WRITTEN PROBLEM -> Only the pictures are omitted; repeat all other data exactly.

+++++

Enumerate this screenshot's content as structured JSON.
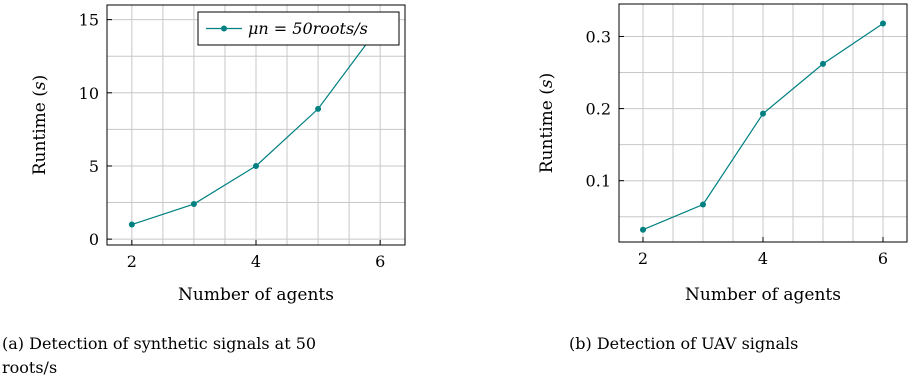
{
  "chart_data": [
    {
      "type": "line",
      "x": [
        2,
        3,
        4,
        5,
        6
      ],
      "series": [
        {
          "name": "μn = 50roots/s",
          "values": [
            1.0,
            2.4,
            5.0,
            8.9,
            14.6
          ]
        }
      ],
      "xlabel": "Number of agents",
      "ylabel": "Runtime (s)",
      "xlim": [
        1.6,
        6.4
      ],
      "ylim": [
        -0.4,
        16.0
      ],
      "xticks": [
        2,
        4,
        6
      ],
      "yticks": [
        0,
        5,
        10,
        15
      ],
      "grid": true,
      "legend": "top-right",
      "color": "#008080"
    },
    {
      "type": "line",
      "x": [
        2,
        3,
        4,
        5,
        6
      ],
      "series": [
        {
          "name": "",
          "values": [
            0.032,
            0.067,
            0.193,
            0.262,
            0.318
          ]
        }
      ],
      "xlabel": "Number of agents",
      "ylabel": "Runtime (s)",
      "xlim": [
        1.6,
        6.4
      ],
      "ylim": [
        0.015,
        0.345
      ],
      "xticks": [
        2,
        4,
        6
      ],
      "yticks": [
        0.1,
        0.2,
        0.3
      ],
      "grid": true,
      "legend": "none",
      "color": "#008080"
    }
  ],
  "captions": {
    "a_line1": "(a) Detection of synthetic signals at 50",
    "a_line2": "roots/s",
    "b": "(b) Detection of UAV signals"
  }
}
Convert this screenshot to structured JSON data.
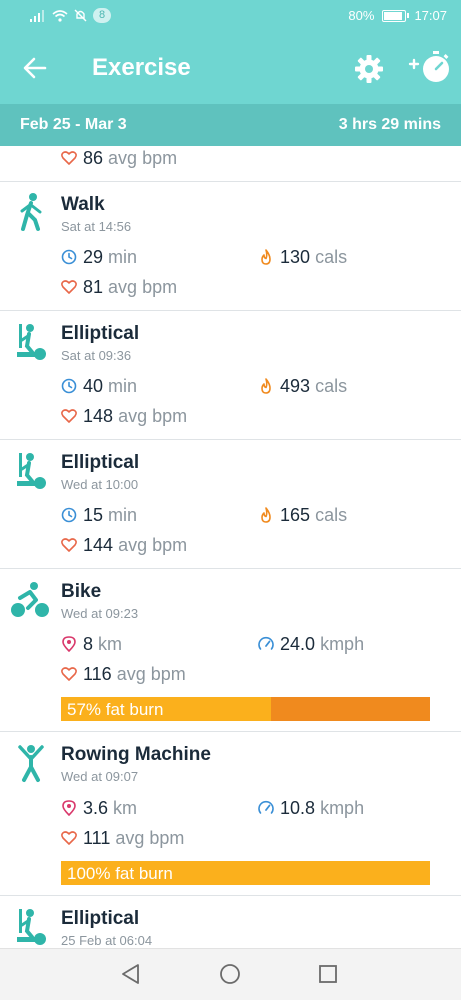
{
  "status_bar": {
    "notification_count": "8",
    "battery": "80%",
    "time": "17:07"
  },
  "header": {
    "title": "Exercise"
  },
  "date_bar": {
    "range": "Feb 25 - Mar 3",
    "total": "3 hrs 29 mins"
  },
  "partial_top": {
    "bpm": "86",
    "bpm_unit": "avg bpm"
  },
  "activities": [
    {
      "name": "Walk",
      "time": "Sat at 14:56",
      "duration": "29",
      "duration_unit": "min",
      "cals": "130",
      "cals_unit": "cals",
      "bpm": "81",
      "bpm_unit": "avg bpm",
      "icon": "walk-icon"
    },
    {
      "name": "Elliptical",
      "time": "Sat at 09:36",
      "duration": "40",
      "duration_unit": "min",
      "cals": "493",
      "cals_unit": "cals",
      "bpm": "148",
      "bpm_unit": "avg bpm",
      "icon": "elliptical-icon"
    },
    {
      "name": "Elliptical",
      "time": "Wed at 10:00",
      "duration": "15",
      "duration_unit": "min",
      "cals": "165",
      "cals_unit": "cals",
      "bpm": "144",
      "bpm_unit": "avg bpm",
      "icon": "elliptical-icon"
    },
    {
      "name": "Bike",
      "time": "Wed at 09:23",
      "distance": "8",
      "distance_unit": "km",
      "speed": "24.0",
      "speed_unit": "kmph",
      "bpm": "116",
      "bpm_unit": "avg bpm",
      "fat_burn_label": "57% fat burn",
      "fat_burn_fraction": 0.57,
      "icon": "bike-icon"
    },
    {
      "name": "Rowing Machine",
      "time": "Wed at 09:07",
      "distance": "3.6",
      "distance_unit": "km",
      "speed": "10.8",
      "speed_unit": "kmph",
      "bpm": "111",
      "bpm_unit": "avg bpm",
      "fat_burn_label": "100% fat burn",
      "fat_burn_fraction": 1.0,
      "icon": "rowing-icon"
    },
    {
      "name": "Elliptical",
      "time": "25 Feb at 06:04",
      "icon": "elliptical-icon"
    }
  ],
  "colors": {
    "header": "#6fd6d1",
    "date_bar": "#5fc2be",
    "fat_burn": "#fbb01c",
    "peak": "#f08a1e",
    "heart": "#e8684a",
    "clock": "#3a8fd6",
    "flame": "#f08a1e",
    "pin": "#d9386b"
  }
}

+++++

EXERCISE ANSWER ->
Enumerate this screenshot's content as structured JSON.
{
  "chart_data": [
    {
      "type": "line",
      "x": [
        2,
        3,
        4,
        5,
        6
      ],
      "series": [
        {
          "name": "μn = 50roots/s",
          "values": [
            1.0,
            2.4,
            5.0,
            8.9,
            14.6
          ]
        }
      ],
      "xlabel": "Number of agents",
      "ylabel": "Runtime (s)",
      "xlim": [
        1.6,
        6.4
      ],
      "ylim": [
        -0.4,
        16.0
      ],
      "xticks": [
        2,
        4,
        6
      ],
      "yticks": [
        0,
        5,
        10,
        15
      ],
      "grid": true,
      "legend": "top-right",
      "color": "#008080"
    },
    {
      "type": "line",
      "x": [
        2,
        3,
        4,
        5,
        6
      ],
      "series": [
        {
          "name": "",
          "values": [
            0.032,
            0.067,
            0.193,
            0.262,
            0.318
          ]
        }
      ],
      "xlabel": "Number of agents",
      "ylabel": "Runtime (s)",
      "xlim": [
        1.6,
        6.4
      ],
      "ylim": [
        0.015,
        0.345
      ],
      "xticks": [
        2,
        4,
        6
      ],
      "yticks": [
        0.1,
        0.2,
        0.3
      ],
      "grid": true,
      "legend": "none",
      "color": "#008080"
    }
  ],
  "captions": {
    "a_line1": "(a) Detection of synthetic signals at 50",
    "a_line2": "roots/s",
    "b": "(b) Detection of UAV signals"
  }
}
Convert this screenshot to structured JSON data.
{
  "status_bar": {
    "notification_count": "8",
    "battery": "80%",
    "time": "17:07"
  },
  "header": {
    "title": "Exercise"
  },
  "date_bar": {
    "range": "Feb 25 - Mar 3",
    "total": "3 hrs 29 mins"
  },
  "partial_top": {
    "bpm": "86",
    "bpm_unit": "avg bpm"
  },
  "activities": [
    {
      "name": "Walk",
      "time": "Sat at 14:56",
      "duration": "29",
      "duration_unit": "min",
      "cals": "130",
      "cals_unit": "cals",
      "bpm": "81",
      "bpm_unit": "avg bpm",
      "icon": "walk-icon"
    },
    {
      "name": "Elliptical",
      "time": "Sat at 09:36",
      "duration": "40",
      "duration_unit": "min",
      "cals": "493",
      "cals_unit": "cals",
      "bpm": "148",
      "bpm_unit": "avg bpm",
      "icon": "elliptical-icon"
    },
    {
      "name": "Elliptical",
      "time": "Wed at 10:00",
      "duration": "15",
      "duration_unit": "min",
      "cals": "165",
      "cals_unit": "cals",
      "bpm": "144",
      "bpm_unit": "avg bpm",
      "icon": "elliptical-icon"
    },
    {
      "name": "Bike",
      "time": "Wed at 09:23",
      "distance": "8",
      "distance_unit": "km",
      "speed": "24.0",
      "speed_unit": "kmph",
      "bpm": "116",
      "bpm_unit": "avg bpm",
      "fat_burn_label": "57% fat burn",
      "fat_burn_fraction": 0.57,
      "icon": "bike-icon"
    },
    {
      "name": "Rowing Machine",
      "time": "Wed at 09:07",
      "distance": "3.6",
      "distance_unit": "km",
      "speed": "10.8",
      "speed_unit": "kmph",
      "bpm": "111",
      "bpm_unit": "avg bpm",
      "fat_burn_label": "100% fat burn",
      "fat_burn_fraction": 1.0,
      "icon": "rowing-icon"
    },
    {
      "name": "Elliptical",
      "time": "25 Feb at 06:04",
      "icon": "elliptical-icon"
    }
  ],
  "colors": {
    "header": "#6fd6d1",
    "date_bar": "#5fc2be",
    "fat_burn": "#fbb01c",
    "peak": "#f08a1e",
    "heart": "#e8684a",
    "clock": "#3a8fd6",
    "flame": "#f08a1e",
    "pin": "#d9386b"
  }
}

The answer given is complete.